◆ **Objective**
Find and copy every line in the records that includes the string "JSON".

Stored data:
--- START ---
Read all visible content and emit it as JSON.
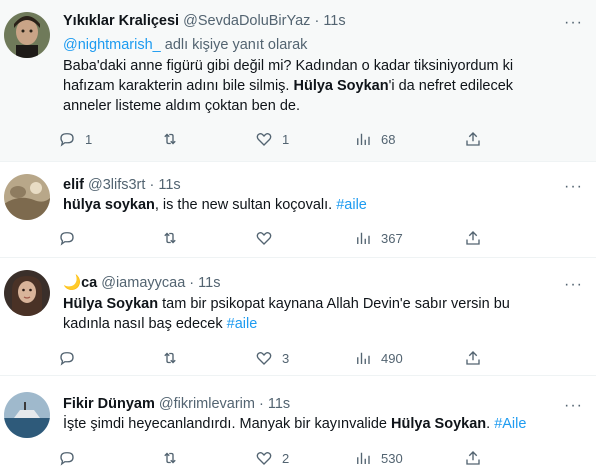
{
  "tweets": [
    {
      "name": "Yıkıklar Kraliçesi",
      "handle": "@SevdaDoluBirYaz",
      "separator": "·",
      "time": "11s",
      "reply_to": "@nightmarish_",
      "reply_suffix": " adlı kişiye yanıt olarak",
      "text_line1": "Baba'daki anne figürü gibi değil mi? Kadından o kadar tiksiniyordum ki",
      "text_line2": "hafızam karakterin adını bile silmiş. ",
      "text_bold": "Hülya Soykan",
      "text_line2b": "'i da nefret edilecek",
      "text_line3": "anneler listeme aldım çoktan ben de.",
      "replies": "1",
      "retweets": "",
      "likes": "1",
      "views": "68"
    },
    {
      "name": "elif",
      "handle": "@3lifs3rt",
      "separator": "·",
      "time": "11s",
      "text_bold": "hülya soykan",
      "text_rest": ", is the new sultan koçovalı. ",
      "hashtag": "#aile",
      "replies": "",
      "retweets": "",
      "likes": "",
      "views": "367"
    },
    {
      "name_emoji": "🌙",
      "name": "ca",
      "handle": "@iamayycaa",
      "separator": "·",
      "time": "11s",
      "text_bold": "Hülya Soykan",
      "text_rest": " tam bir psikopat kaynana Allah Devin'e sabır versin bu",
      "text_line2": "kadınla nasıl baş edecek ",
      "hashtag": "#aile",
      "replies": "",
      "retweets": "",
      "likes": "3",
      "views": "490"
    },
    {
      "name": "Fikir Dünyam",
      "handle": "@fikrimlevarim",
      "separator": "·",
      "time": "11s",
      "text_pre": "İşte şimdi heyecanlandırdı. Manyak bir kayınvalide ",
      "text_bold": "Hülya Soykan",
      "text_rest": ". ",
      "hashtag": "#Aile",
      "replies": "",
      "retweets": "",
      "likes": "2",
      "views": "530"
    }
  ]
}
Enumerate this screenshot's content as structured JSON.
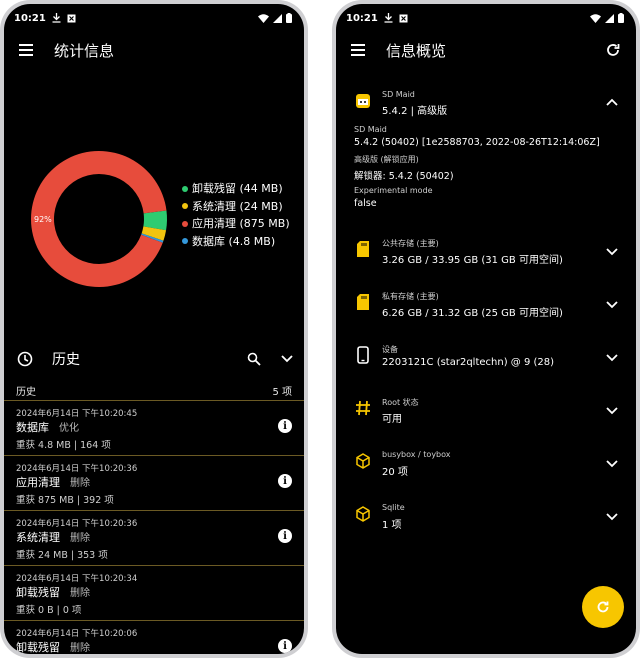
{
  "left": {
    "status_time": "10:21",
    "title": "统计信息",
    "chart_data": {
      "type": "pie",
      "slice_label": "92%",
      "slices": [
        {
          "name": "卸载残留 (44 MB)",
          "value": 44,
          "color": "#2ecc71"
        },
        {
          "name": "系统清理 (24 MB)",
          "value": 24,
          "color": "#f1c40f"
        },
        {
          "name": "应用清理 (875 MB)",
          "value": 875,
          "color": "#e74c3c"
        },
        {
          "name": "数据库 (4.8 MB)",
          "value": 4.8,
          "color": "#3498db"
        }
      ]
    },
    "history_title": "历史",
    "history_label": "历史",
    "history_count": "5 项",
    "items": [
      {
        "ts": "2024年6月14日 下午10:20:45",
        "name": "数据库",
        "action": "优化",
        "detail": "重获 4.8 MB | 164 项"
      },
      {
        "ts": "2024年6月14日 下午10:20:36",
        "name": "应用清理",
        "action": "删除",
        "detail": "重获 875 MB | 392 项"
      },
      {
        "ts": "2024年6月14日 下午10:20:36",
        "name": "系统清理",
        "action": "删除",
        "detail": "重获 24 MB | 353 项"
      },
      {
        "ts": "2024年6月14日 下午10:20:34",
        "name": "卸载残留",
        "action": "删除",
        "detail": "重获 0 B | 0 项"
      },
      {
        "ts": "2024年6月14日 下午10:20:06",
        "name": "卸载残留",
        "action": "删除",
        "detail": ""
      }
    ]
  },
  "right": {
    "status_time": "10:21",
    "title": "信息概览",
    "sdmaid": {
      "title": "SD Maid",
      "value": "5.4.2 | 高级版",
      "details": [
        {
          "k": "SD Maid",
          "v": "5.4.2 (50402) [1e2588703, 2022-08-26T12:14:06Z]"
        },
        {
          "k": "高级版 (解锁应用)",
          "v": "解锁器: 5.4.2 (50402)"
        },
        {
          "k": "Experimental mode",
          "v": "false"
        }
      ]
    },
    "sections": [
      {
        "title": "公共存储 (主要)",
        "value": "3.26 GB / 33.95 GB (31 GB 可用空间)",
        "icon": "sdcard-icon"
      },
      {
        "title": "私有存储 (主要)",
        "value": "6.26 GB / 31.32 GB (25 GB 可用空间)",
        "icon": "sdcard-icon"
      },
      {
        "title": "设备",
        "value": "2203121C (star2qltechn) @ 9 (28)",
        "icon": "phone-icon"
      },
      {
        "title": "Root 状态",
        "value": "可用",
        "icon": "hash-icon"
      },
      {
        "title": "busybox / toybox",
        "value": "20 项",
        "icon": "box-icon"
      },
      {
        "title": "Sqlite",
        "value": "1 项",
        "icon": "box-icon"
      }
    ]
  },
  "colors": {
    "accent": "#f7c600",
    "background": "#000000",
    "divider": "#6b5a24"
  }
}
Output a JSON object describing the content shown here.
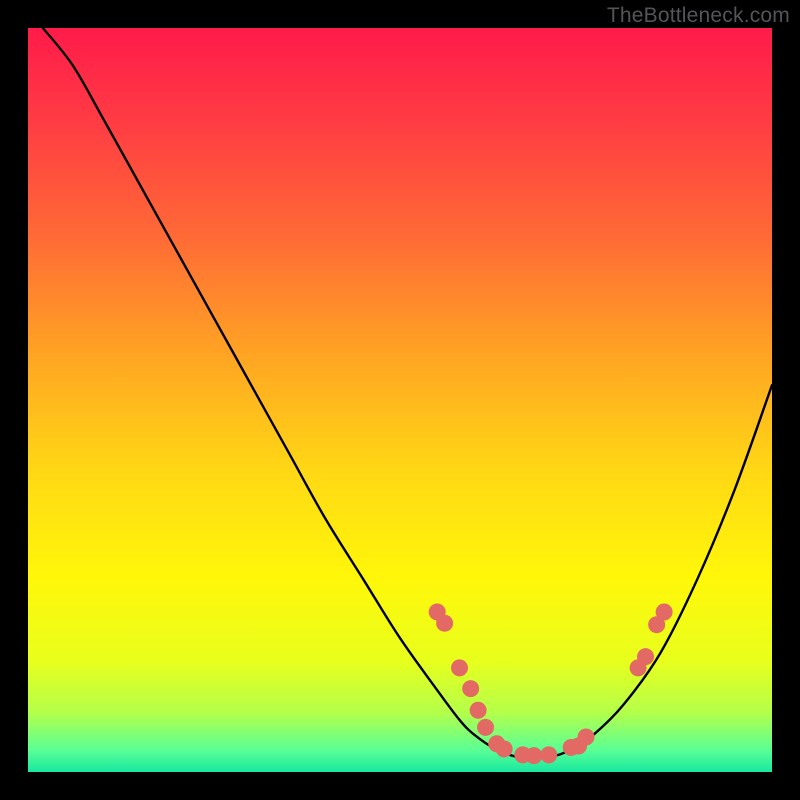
--- END ---
◆ **Exercise output**
Read all visible content and emit it as JSON.
Enumerate this screenshot's content as structured JSON.
Output a JSON object describing the content shown here.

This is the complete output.